(Items from a data source)
────

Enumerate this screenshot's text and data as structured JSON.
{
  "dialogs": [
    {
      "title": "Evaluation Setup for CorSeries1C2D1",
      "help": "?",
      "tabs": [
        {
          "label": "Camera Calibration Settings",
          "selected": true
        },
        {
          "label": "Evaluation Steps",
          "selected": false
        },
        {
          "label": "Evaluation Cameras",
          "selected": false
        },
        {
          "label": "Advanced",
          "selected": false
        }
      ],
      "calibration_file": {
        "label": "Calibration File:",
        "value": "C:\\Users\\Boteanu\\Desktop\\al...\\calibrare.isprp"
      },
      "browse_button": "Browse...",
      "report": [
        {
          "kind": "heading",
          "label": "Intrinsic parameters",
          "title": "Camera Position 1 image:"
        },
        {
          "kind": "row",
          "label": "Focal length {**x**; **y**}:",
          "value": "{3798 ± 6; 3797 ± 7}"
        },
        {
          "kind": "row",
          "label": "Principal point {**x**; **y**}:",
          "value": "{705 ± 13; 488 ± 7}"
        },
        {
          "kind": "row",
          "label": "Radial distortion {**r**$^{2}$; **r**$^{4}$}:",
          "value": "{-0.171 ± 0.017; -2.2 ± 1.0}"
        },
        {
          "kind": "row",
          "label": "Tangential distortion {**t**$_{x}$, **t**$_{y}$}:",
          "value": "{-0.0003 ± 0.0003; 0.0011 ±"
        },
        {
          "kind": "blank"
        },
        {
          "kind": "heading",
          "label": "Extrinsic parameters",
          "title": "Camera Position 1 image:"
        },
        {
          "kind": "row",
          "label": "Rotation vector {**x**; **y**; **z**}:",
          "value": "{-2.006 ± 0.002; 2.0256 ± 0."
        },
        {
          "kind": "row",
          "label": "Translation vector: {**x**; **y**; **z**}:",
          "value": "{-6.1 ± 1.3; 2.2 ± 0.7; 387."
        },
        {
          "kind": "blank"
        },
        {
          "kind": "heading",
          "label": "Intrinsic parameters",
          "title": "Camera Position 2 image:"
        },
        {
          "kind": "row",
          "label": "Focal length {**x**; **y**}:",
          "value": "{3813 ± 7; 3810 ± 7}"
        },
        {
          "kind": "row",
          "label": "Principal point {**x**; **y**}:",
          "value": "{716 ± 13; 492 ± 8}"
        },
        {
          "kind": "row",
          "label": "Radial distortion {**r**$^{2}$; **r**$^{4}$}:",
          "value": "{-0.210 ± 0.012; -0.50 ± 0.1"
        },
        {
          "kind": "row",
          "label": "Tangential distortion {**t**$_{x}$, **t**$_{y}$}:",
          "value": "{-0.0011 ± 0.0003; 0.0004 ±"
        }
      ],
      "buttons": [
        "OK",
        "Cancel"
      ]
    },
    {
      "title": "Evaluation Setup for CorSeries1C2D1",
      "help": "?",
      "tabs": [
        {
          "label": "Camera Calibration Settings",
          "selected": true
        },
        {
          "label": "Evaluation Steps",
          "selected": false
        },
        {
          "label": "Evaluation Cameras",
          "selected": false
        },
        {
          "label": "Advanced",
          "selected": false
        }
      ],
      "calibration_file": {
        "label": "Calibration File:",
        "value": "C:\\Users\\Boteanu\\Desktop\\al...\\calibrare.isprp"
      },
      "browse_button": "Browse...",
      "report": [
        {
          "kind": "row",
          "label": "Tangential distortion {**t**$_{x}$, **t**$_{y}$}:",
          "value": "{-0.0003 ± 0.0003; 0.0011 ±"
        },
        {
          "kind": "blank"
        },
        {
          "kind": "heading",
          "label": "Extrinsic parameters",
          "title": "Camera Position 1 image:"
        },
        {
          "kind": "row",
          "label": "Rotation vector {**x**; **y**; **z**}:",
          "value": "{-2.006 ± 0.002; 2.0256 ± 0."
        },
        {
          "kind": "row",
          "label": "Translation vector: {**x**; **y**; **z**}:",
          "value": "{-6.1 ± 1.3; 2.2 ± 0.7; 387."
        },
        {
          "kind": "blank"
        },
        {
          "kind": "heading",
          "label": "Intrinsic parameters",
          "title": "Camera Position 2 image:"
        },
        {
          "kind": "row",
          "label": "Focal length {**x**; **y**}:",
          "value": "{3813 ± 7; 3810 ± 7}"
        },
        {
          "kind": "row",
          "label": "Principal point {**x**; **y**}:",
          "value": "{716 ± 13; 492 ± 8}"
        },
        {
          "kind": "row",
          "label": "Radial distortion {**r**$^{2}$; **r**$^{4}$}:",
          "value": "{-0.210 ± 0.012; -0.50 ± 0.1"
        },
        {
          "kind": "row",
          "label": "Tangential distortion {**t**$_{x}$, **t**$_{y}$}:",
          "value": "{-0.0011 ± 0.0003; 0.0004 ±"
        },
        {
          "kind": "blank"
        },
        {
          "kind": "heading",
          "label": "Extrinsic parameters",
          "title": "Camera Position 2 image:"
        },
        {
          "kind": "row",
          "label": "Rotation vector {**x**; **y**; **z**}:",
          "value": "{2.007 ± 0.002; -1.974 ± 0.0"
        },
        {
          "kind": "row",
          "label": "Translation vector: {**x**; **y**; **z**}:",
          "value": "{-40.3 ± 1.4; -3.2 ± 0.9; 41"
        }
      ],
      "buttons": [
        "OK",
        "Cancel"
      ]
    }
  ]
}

────

* **Problem to work on**
Each record above should be output again exactly.

* **Answer to this problem**
Enumerate this screenshot's text and data as structured JSON.
{
  "dialogs": [
    {
      "title": "Evaluation Setup for CorSeries1C2D1",
      "help": "?",
      "tabs": [
        {
          "label": "Camera Calibration Settings",
          "selected": true
        },
        {
          "label": "Evaluation Steps",
          "selected": false
        },
        {
          "label": "Evaluation Cameras",
          "selected": false
        },
        {
          "label": "Advanced",
          "selected": false
        }
      ],
      "calibration_file": {
        "label": "Calibration File:",
        "value": "C:\\Users\\Boteanu\\Desktop\\al...\\calibrare.isprp"
      },
      "browse_button": "Browse...",
      "report": [
        {
          "kind": "heading",
          "label": "Intrinsic parameters",
          "title": "Camera Position 1 image:"
        },
        {
          "kind": "row",
          "label": "Focal length {**x**; **y**}:",
          "value": "{3798 ± 6; 3797 ± 7}"
        },
        {
          "kind": "row",
          "label": "Principal point {**x**; **y**}:",
          "value": "{705 ± 13; 488 ± 7}"
        },
        {
          "kind": "row",
          "label": "Radial distortion {**r**$^{2}$; **r**$^{4}$}:",
          "value": "{-0.171 ± 0.017; -2.2 ± 1.0}"
        },
        {
          "kind": "row",
          "label": "Tangential distortion {**t**$_{x}$, **t**$_{y}$}:",
          "value": "{-0.0003 ± 0.0003; 0.0011 ±"
        },
        {
          "kind": "blank"
        },
        {
          "kind": "heading",
          "label": "Extrinsic parameters",
          "title": "Camera Position 1 image:"
        },
        {
          "kind": "row",
          "label": "Rotation vector {**x**; **y**; **z**}:",
          "value": "{-2.006 ± 0.002; 2.0256 ± 0."
        },
        {
          "kind": "row",
          "label": "Translation vector: {**x**; **y**; **z**}:",
          "value": "{-6.1 ± 1.3; 2.2 ± 0.7; 387."
        },
        {
          "kind": "blank"
        },
        {
          "kind": "heading",
          "label": "Intrinsic parameters",
          "title": "Camera Position 2 image:"
        },
        {
          "kind": "row",
          "label": "Focal length {**x**; **y**}:",
          "value": "{3813 ± 7; 3810 ± 7}"
        },
        {
          "kind": "row",
          "label": "Principal point {**x**; **y**}:",
          "value": "{716 ± 13; 492 ± 8}"
        },
        {
          "kind": "row",
          "label": "Radial distortion {**r**$^{2}$; **r**$^{4}$}:",
          "value": "{-0.210 ± 0.012; -0.50 ± 0.1"
        },
        {
          "kind": "row",
          "label": "Tangential distortion {**t**$_{x}$, **t**$_{y}$}:",
          "value": "{-0.0011 ± 0.0003; 0.0004 ±"
        }
      ],
      "buttons": [
        "OK",
        "Cancel"
      ]
    },
    {
      "title": "Evaluation Setup for CorSeries1C2D1",
      "help": "?",
      "tabs": [
        {
          "label": "Camera Calibration Settings",
          "selected": true
        },
        {
          "label": "Evaluation Steps",
          "selected": false
        },
        {
          "label": "Evaluation Cameras",
          "selected": false
        },
        {
          "label": "Advanced",
          "selected": false
        }
      ],
      "calibration_file": {
        "label": "Calibration File:",
        "value": "C:\\Users\\Boteanu\\Desktop\\al...\\calibrare.isprp"
      },
      "browse_button": "Browse...",
      "report": [
        {
          "kind": "row",
          "label": "Tangential distortion {**t**$_{x}$, **t**$_{y}$}:",
          "value": "{-0.0003 ± 0.0003; 0.0011 ±"
        },
        {
          "kind": "blank"
        },
        {
          "kind": "heading",
          "label": "Extrinsic parameters",
          "title": "Camera Position 1 image:"
        },
        {
          "kind": "row",
          "label": "Rotation vector {**x**; **y**; **z**}:",
          "value": "{-2.006 ± 0.002; 2.0256 ± 0."
        },
        {
          "kind": "row",
          "label": "Translation vector: {**x**; **y**; **z**}:",
          "value": "{-6.1 ± 1.3; 2.2 ± 0.7; 387."
        },
        {
          "kind": "blank"
        },
        {
          "kind": "heading",
          "label": "Intrinsic parameters",
          "title": "Camera Position 2 image:"
        },
        {
          "kind": "row",
          "label": "Focal length {**x**; **y**}:",
          "value": "{3813 ± 7; 3810 ± 7}"
        },
        {
          "kind": "row",
          "label": "Principal point {**x**; **y**}:",
          "value": "{716 ± 13; 492 ± 8}"
        },
        {
          "kind": "row",
          "label": "Radial distortion {**r**$^{2}$; **r**$^{4}$}:",
          "value": "{-0.210 ± 0.012; -0.50 ± 0.1"
        },
        {
          "kind": "row",
          "label": "Tangential distortion {**t**$_{x}$, **t**$_{y}$}:",
          "value": "{-0.0011 ± 0.0003; 0.0004 ±"
        },
        {
          "kind": "blank"
        },
        {
          "kind": "heading",
          "label": "Extrinsic parameters",
          "title": "Camera Position 2 image:"
        },
        {
          "kind": "row",
          "label": "Rotation vector {**x**; **y**; **z**}:",
          "value": "{2.007 ± 0.002; -1.974 ± 0.0"
        },
        {
          "kind": "row",
          "label": "Translation vector: {**x**; **y**; **z**}:",
          "value": "{-40.3 ± 1.4; -3.2 ± 0.9; 41"
        }
      ],
      "buttons": [
        "OK",
        "Cancel"
      ]
    }
  ]
}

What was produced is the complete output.